Exercise
Repeat the listing below in full, exactly as it stands.

Supplied records
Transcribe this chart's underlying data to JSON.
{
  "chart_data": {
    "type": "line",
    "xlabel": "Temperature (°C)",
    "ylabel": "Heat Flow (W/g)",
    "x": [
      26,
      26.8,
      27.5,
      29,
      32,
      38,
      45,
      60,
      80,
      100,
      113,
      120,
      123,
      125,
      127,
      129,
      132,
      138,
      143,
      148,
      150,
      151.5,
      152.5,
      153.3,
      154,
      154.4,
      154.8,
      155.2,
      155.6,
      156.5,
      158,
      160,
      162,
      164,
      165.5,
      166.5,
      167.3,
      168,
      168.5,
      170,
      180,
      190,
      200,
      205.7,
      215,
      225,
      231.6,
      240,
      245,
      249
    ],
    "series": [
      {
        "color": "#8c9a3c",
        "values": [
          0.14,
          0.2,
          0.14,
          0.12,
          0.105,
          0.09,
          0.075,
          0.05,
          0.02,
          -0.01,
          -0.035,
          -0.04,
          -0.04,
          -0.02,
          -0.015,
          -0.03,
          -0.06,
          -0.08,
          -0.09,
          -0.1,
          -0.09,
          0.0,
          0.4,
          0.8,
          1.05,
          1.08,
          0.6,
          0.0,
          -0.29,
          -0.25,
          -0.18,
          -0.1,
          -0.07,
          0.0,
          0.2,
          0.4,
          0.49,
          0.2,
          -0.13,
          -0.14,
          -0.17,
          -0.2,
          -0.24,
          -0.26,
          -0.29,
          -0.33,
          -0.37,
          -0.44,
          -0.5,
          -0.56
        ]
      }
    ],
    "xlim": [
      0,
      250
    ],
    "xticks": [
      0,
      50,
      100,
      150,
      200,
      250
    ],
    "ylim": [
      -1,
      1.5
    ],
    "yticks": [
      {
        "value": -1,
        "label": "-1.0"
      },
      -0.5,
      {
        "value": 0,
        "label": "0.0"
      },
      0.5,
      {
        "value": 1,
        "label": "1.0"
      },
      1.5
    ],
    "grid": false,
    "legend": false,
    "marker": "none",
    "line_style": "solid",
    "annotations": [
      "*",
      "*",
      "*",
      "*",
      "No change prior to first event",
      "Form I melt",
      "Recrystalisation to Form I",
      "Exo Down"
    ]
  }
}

Result for this exercise
Transcribe this chart's underlying data to JSON.
{
  "chart_data": {
    "type": "line",
    "xlabel": "Temperature (°C)",
    "ylabel": "Heat Flow (W/g)",
    "x": [
      26,
      26.8,
      27.5,
      29,
      32,
      38,
      45,
      60,
      80,
      100,
      113,
      120,
      123,
      125,
      127,
      129,
      132,
      138,
      143,
      148,
      150,
      151.5,
      152.5,
      153.3,
      154,
      154.4,
      154.8,
      155.2,
      155.6,
      156.5,
      158,
      160,
      162,
      164,
      165.5,
      166.5,
      167.3,
      168,
      168.5,
      170,
      180,
      190,
      200,
      205.7,
      215,
      225,
      231.6,
      240,
      245,
      249
    ],
    "series": [
      {
        "color": "#8c9a3c",
        "values": [
          0.14,
          0.2,
          0.14,
          0.12,
          0.105,
          0.09,
          0.075,
          0.05,
          0.02,
          -0.01,
          -0.035,
          -0.04,
          -0.04,
          -0.02,
          -0.015,
          -0.03,
          -0.06,
          -0.08,
          -0.09,
          -0.1,
          -0.09,
          0.0,
          0.4,
          0.8,
          1.05,
          1.08,
          0.6,
          0.0,
          -0.29,
          -0.25,
          -0.18,
          -0.1,
          -0.07,
          0.0,
          0.2,
          0.4,
          0.49,
          0.2,
          -0.13,
          -0.14,
          -0.17,
          -0.2,
          -0.24,
          -0.26,
          -0.29,
          -0.33,
          -0.37,
          -0.44,
          -0.5,
          -0.56
        ]
      }
    ],
    "xlim": [
      0,
      250
    ],
    "xticks": [
      0,
      50,
      100,
      150,
      200,
      250
    ],
    "ylim": [
      -1,
      1.5
    ],
    "yticks": [
      {
        "value": -1,
        "label": "-1.0"
      },
      -0.5,
      {
        "value": 0,
        "label": "0.0"
      },
      0.5,
      {
        "value": 1,
        "label": "1.0"
      },
      1.5
    ],
    "grid": false,
    "legend": false,
    "marker": "none",
    "line_style": "solid",
    "annotations": [
      "*",
      "*",
      "*",
      "*",
      "No change prior to first event",
      "Form I melt",
      "Recrystalisation to Form I",
      "Exo Down"
    ]
  }
}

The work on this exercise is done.